--- START TASK MATERIAL ---

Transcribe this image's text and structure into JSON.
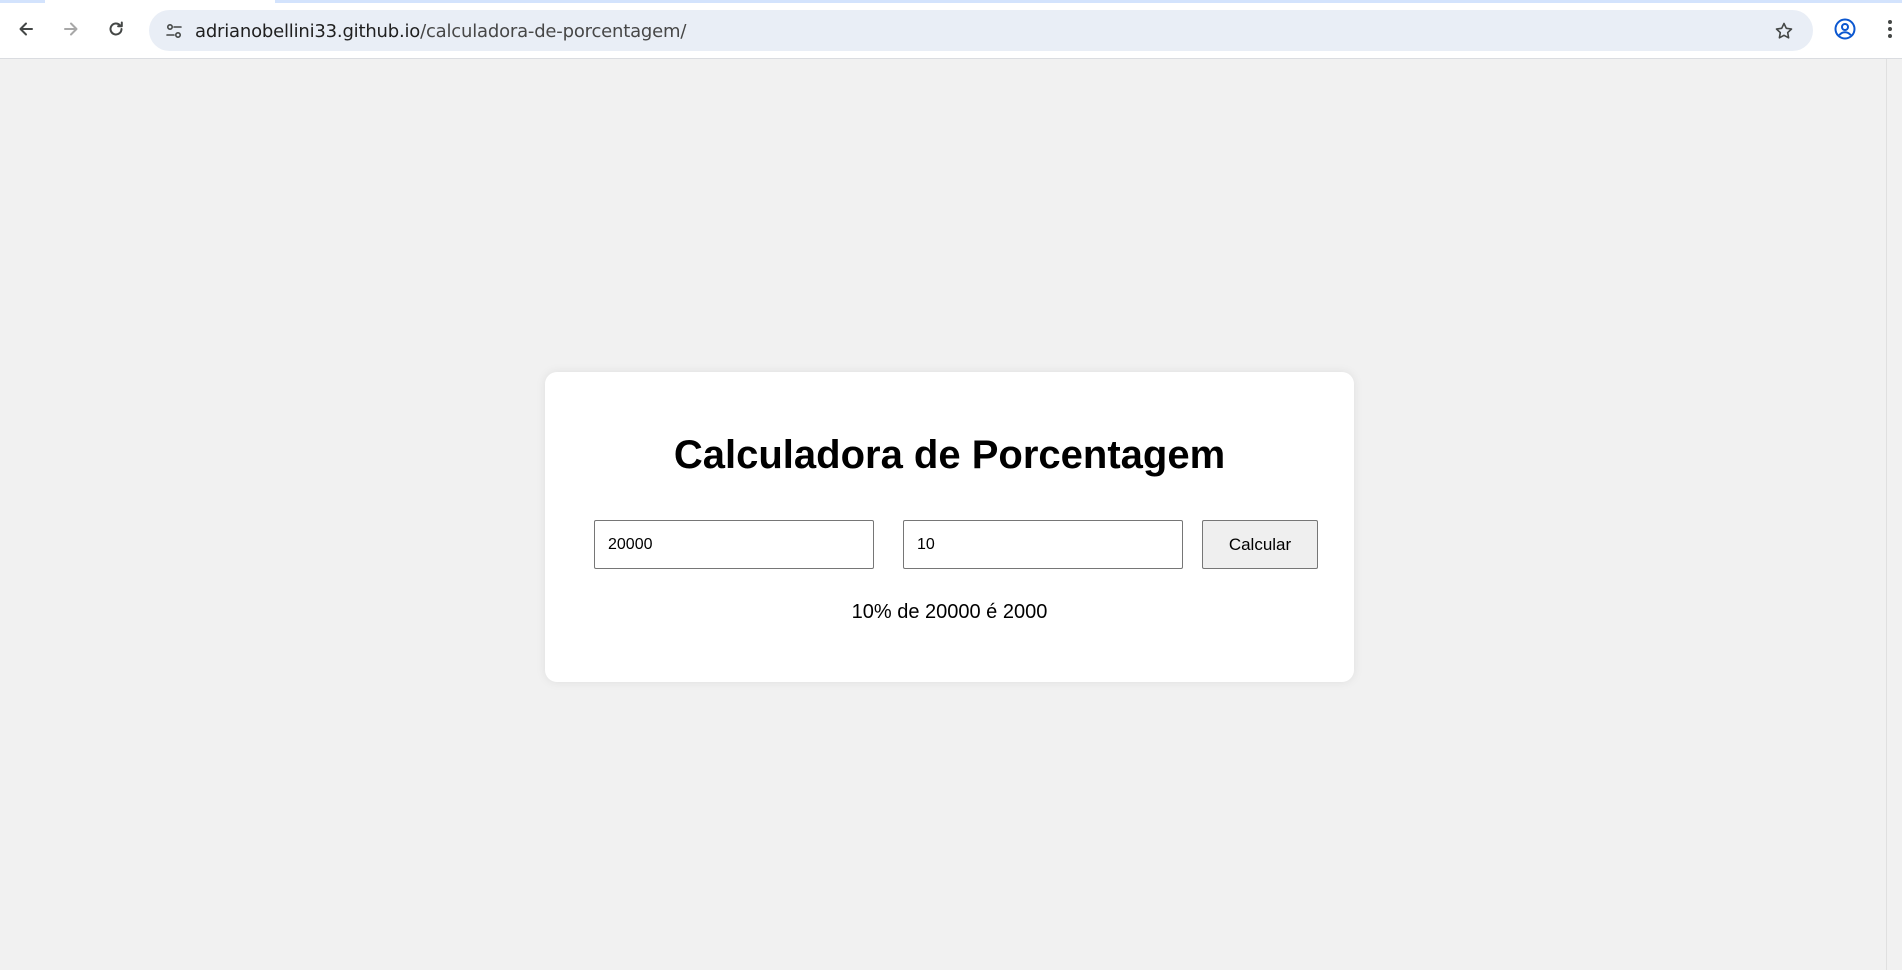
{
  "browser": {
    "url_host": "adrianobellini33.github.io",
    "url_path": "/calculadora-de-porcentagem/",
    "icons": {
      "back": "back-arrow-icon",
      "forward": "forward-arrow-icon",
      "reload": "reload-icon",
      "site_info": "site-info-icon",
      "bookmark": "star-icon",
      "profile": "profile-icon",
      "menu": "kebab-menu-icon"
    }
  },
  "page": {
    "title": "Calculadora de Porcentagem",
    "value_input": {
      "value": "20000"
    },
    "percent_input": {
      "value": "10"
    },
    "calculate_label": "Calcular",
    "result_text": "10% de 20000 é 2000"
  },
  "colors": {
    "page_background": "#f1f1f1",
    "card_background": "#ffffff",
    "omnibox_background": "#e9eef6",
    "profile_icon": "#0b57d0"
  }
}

--- END TASK MATERIAL ---

▶ AIM OF THE TASK
Can you restate all the records above word for word while dropping the pictures?

▶ RESULT OF THE EXERCISE
Transcribe this image's text and structure into JSON.
{
  "browser": {
    "url_host": "adrianobellini33.github.io",
    "url_path": "/calculadora-de-porcentagem/",
    "icons": {
      "back": "back-arrow-icon",
      "forward": "forward-arrow-icon",
      "reload": "reload-icon",
      "site_info": "site-info-icon",
      "bookmark": "star-icon",
      "profile": "profile-icon",
      "menu": "kebab-menu-icon"
    }
  },
  "page": {
    "title": "Calculadora de Porcentagem",
    "value_input": {
      "value": "20000"
    },
    "percent_input": {
      "value": "10"
    },
    "calculate_label": "Calcular",
    "result_text": "10% de 20000 é 2000"
  },
  "colors": {
    "page_background": "#f1f1f1",
    "card_background": "#ffffff",
    "omnibox_background": "#e9eef6",
    "profile_icon": "#0b57d0"
  }
}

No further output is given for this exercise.